#### Dataset content ####

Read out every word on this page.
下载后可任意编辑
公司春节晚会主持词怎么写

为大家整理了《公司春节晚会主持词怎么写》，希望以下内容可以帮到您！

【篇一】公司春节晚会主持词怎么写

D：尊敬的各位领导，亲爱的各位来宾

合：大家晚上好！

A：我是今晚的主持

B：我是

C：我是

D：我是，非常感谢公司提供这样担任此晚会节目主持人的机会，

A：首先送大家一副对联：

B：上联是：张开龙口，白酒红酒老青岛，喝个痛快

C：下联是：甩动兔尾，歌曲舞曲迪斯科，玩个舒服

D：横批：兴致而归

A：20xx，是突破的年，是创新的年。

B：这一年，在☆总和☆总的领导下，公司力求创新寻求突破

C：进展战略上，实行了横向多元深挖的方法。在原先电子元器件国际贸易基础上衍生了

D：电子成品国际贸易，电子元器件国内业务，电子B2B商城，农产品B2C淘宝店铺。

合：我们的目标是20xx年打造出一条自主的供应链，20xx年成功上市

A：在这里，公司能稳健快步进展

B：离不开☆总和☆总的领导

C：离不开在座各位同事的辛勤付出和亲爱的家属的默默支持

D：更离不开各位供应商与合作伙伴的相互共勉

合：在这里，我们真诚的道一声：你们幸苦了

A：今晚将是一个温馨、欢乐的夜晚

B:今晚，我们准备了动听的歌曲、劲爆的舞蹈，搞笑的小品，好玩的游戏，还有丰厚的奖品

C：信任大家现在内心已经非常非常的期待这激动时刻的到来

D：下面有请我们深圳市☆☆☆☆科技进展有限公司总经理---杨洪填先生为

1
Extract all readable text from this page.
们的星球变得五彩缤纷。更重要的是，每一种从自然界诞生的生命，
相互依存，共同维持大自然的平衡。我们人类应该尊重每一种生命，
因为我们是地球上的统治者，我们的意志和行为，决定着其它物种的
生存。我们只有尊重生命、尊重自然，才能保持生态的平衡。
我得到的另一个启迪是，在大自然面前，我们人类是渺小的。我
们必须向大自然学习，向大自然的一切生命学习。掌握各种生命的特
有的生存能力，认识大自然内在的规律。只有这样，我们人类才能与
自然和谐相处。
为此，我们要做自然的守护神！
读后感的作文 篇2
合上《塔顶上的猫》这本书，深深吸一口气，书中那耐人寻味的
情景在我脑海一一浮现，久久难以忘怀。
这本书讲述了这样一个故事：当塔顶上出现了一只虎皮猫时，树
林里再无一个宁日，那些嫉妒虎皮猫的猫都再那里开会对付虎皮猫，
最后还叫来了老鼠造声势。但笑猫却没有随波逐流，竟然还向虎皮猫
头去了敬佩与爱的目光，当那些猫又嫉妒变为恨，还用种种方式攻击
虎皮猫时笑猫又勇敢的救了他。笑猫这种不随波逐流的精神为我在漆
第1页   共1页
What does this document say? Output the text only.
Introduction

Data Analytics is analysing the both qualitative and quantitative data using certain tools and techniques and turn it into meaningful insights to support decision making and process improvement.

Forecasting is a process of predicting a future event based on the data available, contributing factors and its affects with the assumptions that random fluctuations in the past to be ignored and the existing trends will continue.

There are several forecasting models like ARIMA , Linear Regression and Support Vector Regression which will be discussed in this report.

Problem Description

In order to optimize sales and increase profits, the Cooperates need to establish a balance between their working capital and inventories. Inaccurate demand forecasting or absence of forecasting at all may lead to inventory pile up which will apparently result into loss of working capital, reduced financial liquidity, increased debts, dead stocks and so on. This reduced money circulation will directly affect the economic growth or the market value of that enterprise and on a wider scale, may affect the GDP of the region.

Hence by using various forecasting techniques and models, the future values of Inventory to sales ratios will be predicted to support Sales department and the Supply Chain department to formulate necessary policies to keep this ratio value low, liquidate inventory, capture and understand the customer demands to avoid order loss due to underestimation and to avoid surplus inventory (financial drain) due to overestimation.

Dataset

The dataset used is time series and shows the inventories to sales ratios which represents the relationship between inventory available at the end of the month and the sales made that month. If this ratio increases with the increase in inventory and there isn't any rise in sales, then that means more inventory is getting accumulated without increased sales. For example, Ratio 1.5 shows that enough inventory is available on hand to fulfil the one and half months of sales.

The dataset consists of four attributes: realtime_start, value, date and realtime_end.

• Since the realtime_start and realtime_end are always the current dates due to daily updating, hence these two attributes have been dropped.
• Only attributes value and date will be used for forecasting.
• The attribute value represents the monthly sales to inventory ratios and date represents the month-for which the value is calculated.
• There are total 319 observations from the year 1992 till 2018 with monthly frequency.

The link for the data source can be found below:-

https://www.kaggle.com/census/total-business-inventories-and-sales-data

####

Exercise task: Your task is to return the full listing exactly as it was given.

Result of this exercise:
Read out every word on this page.
下载后可任意编辑
公司春节晚会主持词怎么写

为大家整理了《公司春节晚会主持词怎么写》，希望以下内容可以帮到您！

【篇一】公司春节晚会主持词怎么写

D：尊敬的各位领导，亲爱的各位来宾

合：大家晚上好！

A：我是今晚的主持

B：我是

C：我是

D：我是，非常感谢公司提供这样担任此晚会节目主持人的机会，

A：首先送大家一副对联：

B：上联是：张开龙口，白酒红酒老青岛，喝个痛快

C：下联是：甩动兔尾，歌曲舞曲迪斯科，玩个舒服

D：横批：兴致而归

A：20xx，是突破的年，是创新的年。

B：这一年，在☆总和☆总的领导下，公司力求创新寻求突破

C：进展战略上，实行了横向多元深挖的方法。在原先电子元器件国际贸易基础上衍生了

D：电子成品国际贸易，电子元器件国内业务，电子B2B商城，农产品B2C淘宝店铺。

合：我们的目标是20xx年打造出一条自主的供应链，20xx年成功上市

A：在这里，公司能稳健快步进展

B：离不开☆总和☆总的领导

C：离不开在座各位同事的辛勤付出和亲爱的家属的默默支持

D：更离不开各位供应商与合作伙伴的相互共勉

合：在这里，我们真诚的道一声：你们幸苦了

A：今晚将是一个温馨、欢乐的夜晚

B:今晚，我们准备了动听的歌曲、劲爆的舞蹈，搞笑的小品，好玩的游戏，还有丰厚的奖品

C：信任大家现在内心已经非常非常的期待这激动时刻的到来

D：下面有请我们深圳市☆☆☆☆科技进展有限公司总经理---杨洪填先生为

1
Extract all readable text from this page.
们的星球变得五彩缤纷。更重要的是，每一种从自然界诞生的生命，
相互依存，共同维持大自然的平衡。我们人类应该尊重每一种生命，
因为我们是地球上的统治者，我们的意志和行为，决定着其它物种的
生存。我们只有尊重生命、尊重自然，才能保持生态的平衡。
我得到的另一个启迪是，在大自然面前，我们人类是渺小的。我
们必须向大自然学习，向大自然的一切生命学习。掌握各种生命的特
有的生存能力，认识大自然内在的规律。只有这样，我们人类才能与
自然和谐相处。
为此，我们要做自然的守护神！
读后感的作文 篇2
合上《塔顶上的猫》这本书，深深吸一口气，书中那耐人寻味的
情景在我脑海一一浮现，久久难以忘怀。
这本书讲述了这样一个故事：当塔顶上出现了一只虎皮猫时，树
林里再无一个宁日，那些嫉妒虎皮猫的猫都再那里开会对付虎皮猫，
最后还叫来了老鼠造声势。但笑猫却没有随波逐流，竟然还向虎皮猫
头去了敬佩与爱的目光，当那些猫又嫉妒变为恨，还用种种方式攻击
虎皮猫时笑猫又勇敢的救了他。笑猫这种不随波逐流的精神为我在漆
第1页   共1页
What does this document say? Output the text only.
Introduction

Data Analytics is analysing the both qualitative and quantitative data using certain tools and techniques and turn it into meaningful insights to support decision making and process improvement.

Forecasting is a process of predicting a future event based on the data available, contributing factors and its affects with the assumptions that random fluctuations in the past to be ignored and the existing trends will continue.

There are several forecasting models like ARIMA , Linear Regression and Support Vector Regression which will be discussed in this report.

Problem Description

In order to optimize sales and increase profits, the Cooperates need to establish a balance between their working capital and inventories. Inaccurate demand forecasting or absence of forecasting at all may lead to inventory pile up which will apparently result into loss of working capital, reduced financial liquidity, increased debts, dead stocks and so on. This reduced money circulation will directly affect the economic growth or the market value of that enterprise and on a wider scale, may affect the GDP of the region.

Hence by using various forecasting techniques and models, the future values of Inventory to sales ratios will be predicted to support Sales department and the Supply Chain department to formulate necessary policies to keep this ratio value low, liquidate inventory, capture and understand the customer demands to avoid order loss due to underestimation and to avoid surplus inventory (financial drain) due to overestimation.

Dataset

The dataset used is time series and shows the inventories to sales ratios which represents the relationship between inventory available at the end of the month and the sales made that month. If this ratio increases with the increase in inventory and there isn't any rise in sales, then that means more inventory is getting accumulated without increased sales. For example, Ratio 1.5 shows that enough inventory is available on hand to fulfil the one and half months of sales.

The dataset consists of four attributes: realtime_start, value, date and realtime_end.

• Since the realtime_start and realtime_end are always the current dates due to daily updating, hence these two attributes have been dropped.
• Only attributes value and date will be used for forecasting.
• The attribute value represents the monthly sales to inventory ratios and date represents the month-for which the value is calculated.
• There are total 319 observations from the year 1992 till 2018 with monthly frequency.

The link for the data source can be found below:-

https://www.kaggle.com/census/total-business-inventories-and-sales-data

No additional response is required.